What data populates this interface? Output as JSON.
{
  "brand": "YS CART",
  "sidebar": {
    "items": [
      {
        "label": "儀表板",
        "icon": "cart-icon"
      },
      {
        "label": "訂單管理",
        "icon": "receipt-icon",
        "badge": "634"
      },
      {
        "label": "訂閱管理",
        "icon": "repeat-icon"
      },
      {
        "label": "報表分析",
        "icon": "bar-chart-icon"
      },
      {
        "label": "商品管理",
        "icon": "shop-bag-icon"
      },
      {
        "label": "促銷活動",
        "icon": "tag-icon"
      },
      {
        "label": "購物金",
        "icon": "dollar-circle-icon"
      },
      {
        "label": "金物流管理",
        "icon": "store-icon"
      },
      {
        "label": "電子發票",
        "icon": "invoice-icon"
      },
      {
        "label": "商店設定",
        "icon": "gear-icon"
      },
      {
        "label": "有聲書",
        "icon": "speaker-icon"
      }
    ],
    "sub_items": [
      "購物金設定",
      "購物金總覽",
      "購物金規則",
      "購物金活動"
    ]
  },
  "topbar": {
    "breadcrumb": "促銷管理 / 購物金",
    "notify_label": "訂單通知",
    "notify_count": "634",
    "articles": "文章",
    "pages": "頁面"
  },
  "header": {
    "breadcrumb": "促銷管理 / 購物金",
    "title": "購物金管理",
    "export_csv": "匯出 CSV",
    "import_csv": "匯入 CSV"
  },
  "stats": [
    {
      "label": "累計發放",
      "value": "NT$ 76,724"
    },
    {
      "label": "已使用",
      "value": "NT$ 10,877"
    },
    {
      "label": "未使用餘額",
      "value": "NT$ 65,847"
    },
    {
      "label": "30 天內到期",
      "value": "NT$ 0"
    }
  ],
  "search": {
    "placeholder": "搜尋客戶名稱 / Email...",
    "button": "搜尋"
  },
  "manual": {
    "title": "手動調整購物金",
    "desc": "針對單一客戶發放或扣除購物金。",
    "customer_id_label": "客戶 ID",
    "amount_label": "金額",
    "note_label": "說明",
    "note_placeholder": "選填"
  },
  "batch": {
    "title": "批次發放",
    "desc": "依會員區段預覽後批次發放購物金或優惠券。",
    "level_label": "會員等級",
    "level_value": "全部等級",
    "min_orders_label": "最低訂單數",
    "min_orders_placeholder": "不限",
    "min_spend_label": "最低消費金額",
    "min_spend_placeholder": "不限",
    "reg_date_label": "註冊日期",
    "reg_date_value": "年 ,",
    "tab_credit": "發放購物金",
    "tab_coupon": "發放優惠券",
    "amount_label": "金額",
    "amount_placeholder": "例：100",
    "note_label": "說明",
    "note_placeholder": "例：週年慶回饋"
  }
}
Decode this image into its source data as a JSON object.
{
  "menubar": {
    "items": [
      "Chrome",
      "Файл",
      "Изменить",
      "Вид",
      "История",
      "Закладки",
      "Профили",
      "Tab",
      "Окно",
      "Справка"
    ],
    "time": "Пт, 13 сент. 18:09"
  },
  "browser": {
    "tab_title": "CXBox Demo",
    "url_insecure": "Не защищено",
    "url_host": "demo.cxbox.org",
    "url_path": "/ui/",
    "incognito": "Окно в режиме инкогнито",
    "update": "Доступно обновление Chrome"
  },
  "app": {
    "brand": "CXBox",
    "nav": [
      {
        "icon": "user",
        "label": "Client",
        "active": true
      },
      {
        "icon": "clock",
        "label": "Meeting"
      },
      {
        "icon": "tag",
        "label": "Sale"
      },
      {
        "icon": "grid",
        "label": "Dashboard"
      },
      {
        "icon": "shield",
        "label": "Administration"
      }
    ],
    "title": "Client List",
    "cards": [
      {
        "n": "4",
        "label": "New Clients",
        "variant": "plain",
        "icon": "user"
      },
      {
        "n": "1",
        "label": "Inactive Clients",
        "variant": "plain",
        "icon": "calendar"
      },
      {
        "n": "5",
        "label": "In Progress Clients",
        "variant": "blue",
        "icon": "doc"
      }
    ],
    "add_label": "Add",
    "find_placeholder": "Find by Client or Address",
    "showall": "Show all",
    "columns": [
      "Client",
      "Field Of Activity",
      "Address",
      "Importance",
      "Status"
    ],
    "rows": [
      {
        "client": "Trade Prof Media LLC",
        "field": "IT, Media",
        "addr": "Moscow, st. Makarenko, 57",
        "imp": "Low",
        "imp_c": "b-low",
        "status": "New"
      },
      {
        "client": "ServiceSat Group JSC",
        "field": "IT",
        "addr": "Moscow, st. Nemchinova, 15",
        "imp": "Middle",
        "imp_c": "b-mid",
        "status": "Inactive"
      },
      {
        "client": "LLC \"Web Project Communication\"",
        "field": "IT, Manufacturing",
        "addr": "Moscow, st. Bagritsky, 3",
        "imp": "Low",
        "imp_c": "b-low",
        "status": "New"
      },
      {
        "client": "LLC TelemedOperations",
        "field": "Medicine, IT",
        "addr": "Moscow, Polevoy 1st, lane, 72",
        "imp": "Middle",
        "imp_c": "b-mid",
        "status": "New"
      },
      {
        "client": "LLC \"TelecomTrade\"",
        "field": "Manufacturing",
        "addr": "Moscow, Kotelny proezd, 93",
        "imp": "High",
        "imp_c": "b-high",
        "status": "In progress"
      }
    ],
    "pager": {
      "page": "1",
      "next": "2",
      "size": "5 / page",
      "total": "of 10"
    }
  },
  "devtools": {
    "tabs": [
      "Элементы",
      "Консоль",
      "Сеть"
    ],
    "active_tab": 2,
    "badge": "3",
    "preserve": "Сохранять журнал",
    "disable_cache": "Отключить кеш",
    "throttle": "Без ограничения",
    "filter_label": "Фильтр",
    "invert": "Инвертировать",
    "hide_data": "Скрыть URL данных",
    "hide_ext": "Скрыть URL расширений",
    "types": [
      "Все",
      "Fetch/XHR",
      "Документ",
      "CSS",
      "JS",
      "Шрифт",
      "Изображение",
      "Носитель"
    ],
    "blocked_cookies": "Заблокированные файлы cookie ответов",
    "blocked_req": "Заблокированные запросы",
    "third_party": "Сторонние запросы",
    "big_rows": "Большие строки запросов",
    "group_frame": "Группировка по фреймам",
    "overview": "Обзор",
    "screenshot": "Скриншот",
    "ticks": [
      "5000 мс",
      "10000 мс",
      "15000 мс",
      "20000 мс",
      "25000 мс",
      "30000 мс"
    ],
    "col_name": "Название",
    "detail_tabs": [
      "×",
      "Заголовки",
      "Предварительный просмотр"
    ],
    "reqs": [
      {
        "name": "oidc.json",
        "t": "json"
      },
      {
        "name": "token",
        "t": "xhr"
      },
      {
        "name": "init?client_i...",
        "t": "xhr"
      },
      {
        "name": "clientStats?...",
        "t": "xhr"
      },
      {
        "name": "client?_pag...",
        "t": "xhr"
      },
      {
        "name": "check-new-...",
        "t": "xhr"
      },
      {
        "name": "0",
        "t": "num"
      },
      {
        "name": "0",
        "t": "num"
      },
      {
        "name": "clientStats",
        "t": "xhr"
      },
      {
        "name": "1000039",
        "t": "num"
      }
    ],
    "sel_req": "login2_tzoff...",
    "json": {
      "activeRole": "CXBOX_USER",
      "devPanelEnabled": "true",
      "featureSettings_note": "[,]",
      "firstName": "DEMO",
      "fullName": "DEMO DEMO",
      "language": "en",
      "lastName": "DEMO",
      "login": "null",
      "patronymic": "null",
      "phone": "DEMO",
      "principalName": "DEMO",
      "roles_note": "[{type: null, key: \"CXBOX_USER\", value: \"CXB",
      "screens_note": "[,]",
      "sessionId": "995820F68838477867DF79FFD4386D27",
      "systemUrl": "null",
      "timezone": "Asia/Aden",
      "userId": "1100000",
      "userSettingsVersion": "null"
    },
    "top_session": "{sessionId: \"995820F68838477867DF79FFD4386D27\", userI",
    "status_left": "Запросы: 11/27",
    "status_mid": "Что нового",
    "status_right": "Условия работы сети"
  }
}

_ _ _

| Requirements |
Where a line contains "Скрыть", copy that line.

| Result of this exercise |
    "hide_data": "Скрыть URL данных",
    "hide_ext": "Скрыть URL расширений",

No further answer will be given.